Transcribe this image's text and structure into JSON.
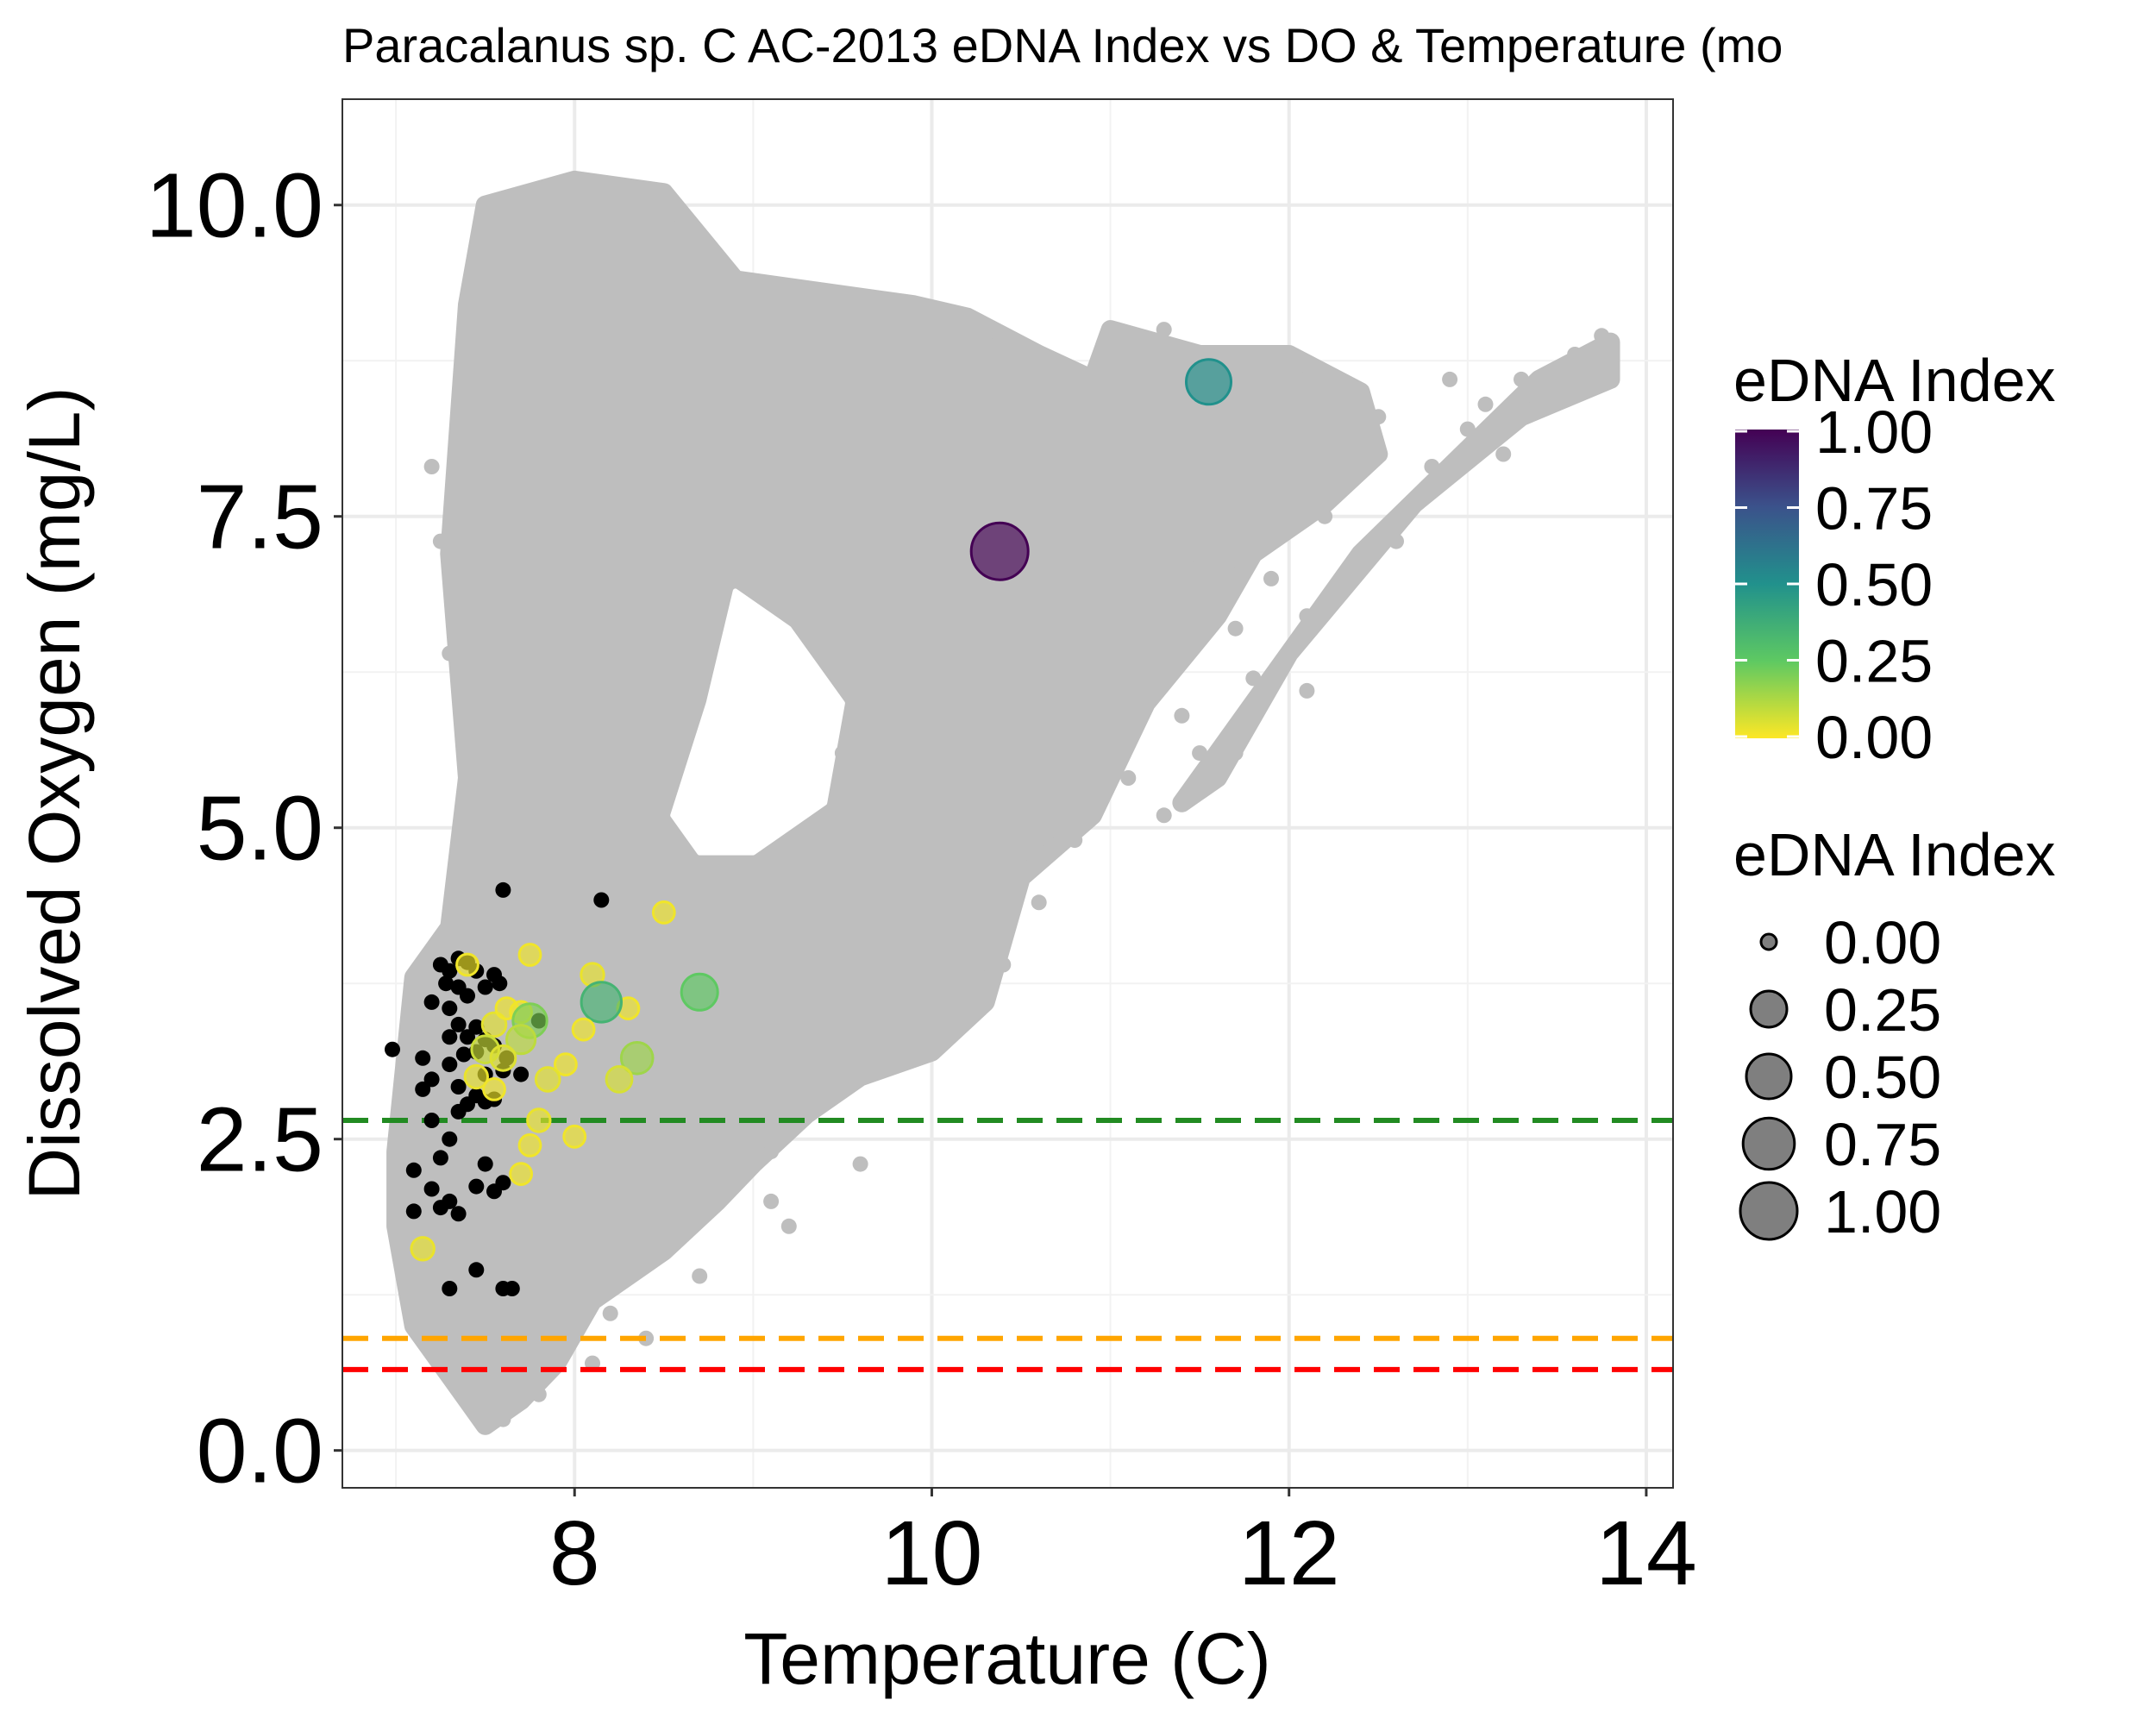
{
  "chart_data": {
    "type": "scatter",
    "title": "Paracalanus sp. C AC-2013 eDNA Index vs DO & Temperature (mo",
    "xlabel": "Temperature (C)",
    "ylabel": "Dissolved Oxygen (mg/L)",
    "xlim": [
      6.7,
      14.15
    ],
    "ylim": [
      -0.3,
      10.85
    ],
    "x_ticks": [
      8,
      10,
      12,
      14
    ],
    "x_tick_labels": [
      "8",
      "10",
      "12",
      "14"
    ],
    "y_ticks": [
      0.0,
      2.5,
      5.0,
      7.5,
      10.0
    ],
    "y_tick_labels": [
      "0.0",
      "2.5",
      "5.0",
      "7.5",
      "10.0"
    ],
    "grid": true,
    "reference_lines": [
      {
        "y": 2.65,
        "color": "#228B22",
        "style": "dashed"
      },
      {
        "y": 0.9,
        "color": "#FFA500",
        "style": "dashed"
      },
      {
        "y": 0.65,
        "color": "#FF0000",
        "style": "dashed"
      }
    ],
    "background_region_color": "#BEBEBE",
    "background_regions": [
      [
        [
          7.0,
          2.4
        ],
        [
          7.1,
          3.8
        ],
        [
          7.3,
          4.2
        ],
        [
          7.4,
          5.4
        ],
        [
          7.3,
          7.2
        ],
        [
          7.4,
          9.2
        ],
        [
          7.5,
          10.0
        ],
        [
          8.0,
          10.2
        ],
        [
          8.5,
          10.1
        ],
        [
          8.9,
          9.4
        ],
        [
          9.9,
          9.2
        ],
        [
          10.2,
          9.1
        ],
        [
          10.6,
          8.8
        ],
        [
          10.9,
          8.6
        ],
        [
          11.0,
          9.0
        ],
        [
          11.5,
          8.8
        ],
        [
          12.0,
          8.8
        ],
        [
          12.4,
          8.5
        ],
        [
          12.5,
          8.0
        ],
        [
          12.2,
          7.6
        ],
        [
          11.8,
          7.2
        ],
        [
          11.6,
          6.7
        ],
        [
          11.2,
          6.0
        ],
        [
          10.9,
          5.1
        ],
        [
          10.5,
          4.6
        ],
        [
          10.3,
          3.6
        ],
        [
          10.0,
          3.2
        ],
        [
          9.6,
          3.0
        ],
        [
          9.3,
          2.7
        ],
        [
          9.0,
          2.3
        ],
        [
          8.8,
          2.0
        ],
        [
          8.5,
          1.6
        ],
        [
          8.1,
          1.2
        ],
        [
          7.9,
          0.7
        ],
        [
          7.7,
          0.4
        ],
        [
          7.5,
          0.2
        ],
        [
          7.4,
          0.4
        ],
        [
          7.3,
          0.6
        ],
        [
          7.1,
          1.0
        ],
        [
          7.0,
          1.8
        ]
      ],
      [
        [
          11.4,
          5.2
        ],
        [
          12.4,
          7.2
        ],
        [
          13.4,
          8.6
        ],
        [
          13.8,
          8.9
        ],
        [
          13.8,
          8.6
        ],
        [
          13.3,
          8.3
        ],
        [
          12.7,
          7.6
        ],
        [
          12.0,
          6.4
        ],
        [
          11.6,
          5.4
        ]
      ]
    ],
    "hole_regions": [
      [
        [
          8.55,
          5.1
        ],
        [
          8.75,
          6.0
        ],
        [
          8.9,
          6.9
        ],
        [
          9.2,
          6.6
        ],
        [
          9.5,
          6.0
        ],
        [
          9.4,
          5.2
        ],
        [
          9.0,
          4.8
        ],
        [
          8.7,
          4.8
        ]
      ]
    ],
    "background_extra_points": [
      [
        7.05,
        2.6
      ],
      [
        7.1,
        3.0
      ],
      [
        7.2,
        3.6
      ],
      [
        7.35,
        4.2
      ],
      [
        7.4,
        4.9
      ],
      [
        7.45,
        6.0
      ],
      [
        7.4,
        7.8
      ],
      [
        7.5,
        9.6
      ],
      [
        7.6,
        8.3
      ],
      [
        7.7,
        9.8
      ],
      [
        7.9,
        10.0
      ],
      [
        8.3,
        10.1
      ],
      [
        8.6,
        9.9
      ],
      [
        9.4,
        7.6
      ],
      [
        9.9,
        7.0
      ],
      [
        10.3,
        8.9
      ],
      [
        10.7,
        8.4
      ],
      [
        11.1,
        8.9
      ],
      [
        11.3,
        9.0
      ],
      [
        11.7,
        8.8
      ],
      [
        12.1,
        8.6
      ],
      [
        12.3,
        8.2
      ],
      [
        12.2,
        7.5
      ],
      [
        11.9,
        7.0
      ],
      [
        11.7,
        6.6
      ],
      [
        11.4,
        5.9
      ],
      [
        11.1,
        5.4
      ],
      [
        10.8,
        4.9
      ],
      [
        10.6,
        4.4
      ],
      [
        10.4,
        3.9
      ],
      [
        10.2,
        3.5
      ],
      [
        9.8,
        3.1
      ],
      [
        9.4,
        2.8
      ],
      [
        9.1,
        2.4
      ],
      [
        8.8,
        2.1
      ],
      [
        9.1,
        2.0
      ],
      [
        8.5,
        1.7
      ],
      [
        8.2,
        1.1
      ],
      [
        8.1,
        0.7
      ],
      [
        7.8,
        0.45
      ],
      [
        7.6,
        0.25
      ],
      [
        7.5,
        0.2
      ],
      [
        7.3,
        0.6
      ],
      [
        7.2,
        1.2
      ],
      [
        7.0,
        2.0
      ],
      [
        7.2,
        7.9
      ],
      [
        7.25,
        7.3
      ],
      [
        7.3,
        6.4
      ],
      [
        7.9,
        6.9
      ],
      [
        8.4,
        7.4
      ],
      [
        8.2,
        6.4
      ],
      [
        8.1,
        5.8
      ],
      [
        9.7,
        4.0
      ],
      [
        10.0,
        4.6
      ],
      [
        10.5,
        5.6
      ],
      [
        11.0,
        6.4
      ],
      [
        11.5,
        7.1
      ],
      [
        12.0,
        7.8
      ],
      [
        12.5,
        8.3
      ],
      [
        12.9,
        8.6
      ],
      [
        13.1,
        8.4
      ],
      [
        13.2,
        8.0
      ],
      [
        12.6,
        7.3
      ],
      [
        12.3,
        7.0
      ],
      [
        12.1,
        6.7
      ],
      [
        11.8,
        6.2
      ],
      [
        11.3,
        5.1
      ],
      [
        11.5,
        5.6
      ],
      [
        12.8,
        7.9
      ],
      [
        13.0,
        8.2
      ],
      [
        13.3,
        8.6
      ],
      [
        13.6,
        8.8
      ],
      [
        13.75,
        8.95
      ],
      [
        13.5,
        8.5
      ],
      [
        12.1,
        6.1
      ],
      [
        11.7,
        5.6
      ],
      [
        10.6,
        7.2
      ],
      [
        10.9,
        7.8
      ],
      [
        11.2,
        8.1
      ],
      [
        9.6,
        2.3
      ],
      [
        9.2,
        1.8
      ],
      [
        8.7,
        1.4
      ],
      [
        8.4,
        0.9
      ],
      [
        7.9,
        1.3
      ],
      [
        7.6,
        0.8
      ],
      [
        7.35,
        0.5
      ],
      [
        8.9,
        4.2
      ],
      [
        9.3,
        4.6
      ],
      [
        8.3,
        4.4
      ],
      [
        9.0,
        3.4
      ],
      [
        8.0,
        3.3
      ],
      [
        7.7,
        1.9
      ],
      [
        8.05,
        2.6
      ],
      [
        9.5,
        5.6
      ],
      [
        10.1,
        6.2
      ]
    ],
    "size_scale": {
      "min_value": 0.0,
      "max_value": 1.0,
      "min_radius": 9,
      "max_radius": 33
    },
    "color_scale": {
      "name": "viridis",
      "stops": [
        {
          "value": 0.0,
          "color": "#FDE725"
        },
        {
          "value": 0.25,
          "color": "#5EC962"
        },
        {
          "value": 0.5,
          "color": "#21918C"
        },
        {
          "value": 0.75,
          "color": "#3B528B"
        },
        {
          "value": 1.0,
          "color": "#440154"
        }
      ]
    },
    "zero_points_color": "#000000",
    "zero_points": [
      [
        7.6,
        4.5
      ],
      [
        8.15,
        4.42
      ],
      [
        7.35,
        3.95
      ],
      [
        7.4,
        3.92
      ],
      [
        7.25,
        3.9
      ],
      [
        7.3,
        3.85
      ],
      [
        7.45,
        3.85
      ],
      [
        7.55,
        3.82
      ],
      [
        7.28,
        3.75
      ],
      [
        7.35,
        3.72
      ],
      [
        7.5,
        3.72
      ],
      [
        7.58,
        3.75
      ],
      [
        7.4,
        3.65
      ],
      [
        7.2,
        3.6
      ],
      [
        7.3,
        3.55
      ],
      [
        7.8,
        3.45
      ],
      [
        7.35,
        3.42
      ],
      [
        7.45,
        3.4
      ],
      [
        7.3,
        3.32
      ],
      [
        7.4,
        3.32
      ],
      [
        7.5,
        3.3
      ],
      [
        7.55,
        3.25
      ],
      [
        7.45,
        3.2
      ],
      [
        7.38,
        3.18
      ],
      [
        6.98,
        3.22
      ],
      [
        7.15,
        3.15
      ],
      [
        7.62,
        3.15
      ],
      [
        7.3,
        3.1
      ],
      [
        7.5,
        3.02
      ],
      [
        7.7,
        3.02
      ],
      [
        7.6,
        3.05
      ],
      [
        7.2,
        2.98
      ],
      [
        7.35,
        2.92
      ],
      [
        7.15,
        2.9
      ],
      [
        7.45,
        2.85
      ],
      [
        7.55,
        2.82
      ],
      [
        7.4,
        2.78
      ],
      [
        7.5,
        2.8
      ],
      [
        7.35,
        2.72
      ],
      [
        7.2,
        2.65
      ],
      [
        7.3,
        2.5
      ],
      [
        7.1,
        2.25
      ],
      [
        7.25,
        2.35
      ],
      [
        7.5,
        2.3
      ],
      [
        7.6,
        2.15
      ],
      [
        7.2,
        2.1
      ],
      [
        7.45,
        2.12
      ],
      [
        7.55,
        2.08
      ],
      [
        7.3,
        2.0
      ],
      [
        7.1,
        1.92
      ],
      [
        7.25,
        1.95
      ],
      [
        7.35,
        1.9
      ],
      [
        7.45,
        1.45
      ],
      [
        7.3,
        1.3
      ],
      [
        7.6,
        1.3
      ],
      [
        7.65,
        1.3
      ]
    ],
    "positive_points": [
      {
        "x": 8.5,
        "y": 4.32,
        "value": 0.02
      },
      {
        "x": 7.75,
        "y": 3.98,
        "value": 0.02
      },
      {
        "x": 8.1,
        "y": 3.82,
        "value": 0.03
      },
      {
        "x": 7.4,
        "y": 3.9,
        "value": 0.02
      },
      {
        "x": 8.3,
        "y": 3.55,
        "value": 0.02
      },
      {
        "x": 8.15,
        "y": 3.6,
        "value": 0.35
      },
      {
        "x": 8.7,
        "y": 3.68,
        "value": 0.25
      },
      {
        "x": 7.7,
        "y": 3.52,
        "value": 0.02
      },
      {
        "x": 7.55,
        "y": 3.42,
        "value": 0.04
      },
      {
        "x": 7.62,
        "y": 3.55,
        "value": 0.02
      },
      {
        "x": 7.75,
        "y": 3.45,
        "value": 0.2
      },
      {
        "x": 7.7,
        "y": 3.3,
        "value": 0.1
      },
      {
        "x": 8.05,
        "y": 3.38,
        "value": 0.02
      },
      {
        "x": 7.5,
        "y": 3.22,
        "value": 0.08
      },
      {
        "x": 7.6,
        "y": 3.15,
        "value": 0.05
      },
      {
        "x": 8.35,
        "y": 3.15,
        "value": 0.15
      },
      {
        "x": 7.95,
        "y": 3.1,
        "value": 0.02
      },
      {
        "x": 7.85,
        "y": 2.98,
        "value": 0.04
      },
      {
        "x": 7.45,
        "y": 3.0,
        "value": 0.03
      },
      {
        "x": 8.25,
        "y": 2.98,
        "value": 0.06
      },
      {
        "x": 7.55,
        "y": 2.9,
        "value": 0.02
      },
      {
        "x": 7.8,
        "y": 2.65,
        "value": 0.03
      },
      {
        "x": 8.0,
        "y": 2.52,
        "value": 0.02
      },
      {
        "x": 7.75,
        "y": 2.45,
        "value": 0.02
      },
      {
        "x": 7.7,
        "y": 2.22,
        "value": 0.02
      },
      {
        "x": 7.15,
        "y": 1.62,
        "value": 0.03
      },
      {
        "x": 10.38,
        "y": 7.22,
        "value": 1.0
      },
      {
        "x": 11.55,
        "y": 8.58,
        "value": 0.5
      }
    ],
    "legends": [
      {
        "type": "colorbar",
        "title": "eDNA Index",
        "labels": [
          "1.00",
          "0.75",
          "0.50",
          "0.25",
          "0.00"
        ]
      },
      {
        "type": "size",
        "title": "eDNA Index",
        "values": [
          0.0,
          0.25,
          0.5,
          0.75,
          1.0
        ],
        "labels": [
          "0.00",
          "0.25",
          "0.50",
          "0.75",
          "1.00"
        ]
      }
    ],
    "legend_position": "right"
  }
}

• • • • • • •

- **Given problem**: Looking at the records above, say how many lines hold the string "Temperature". Write nothing but the number.

- **Correct response**: 2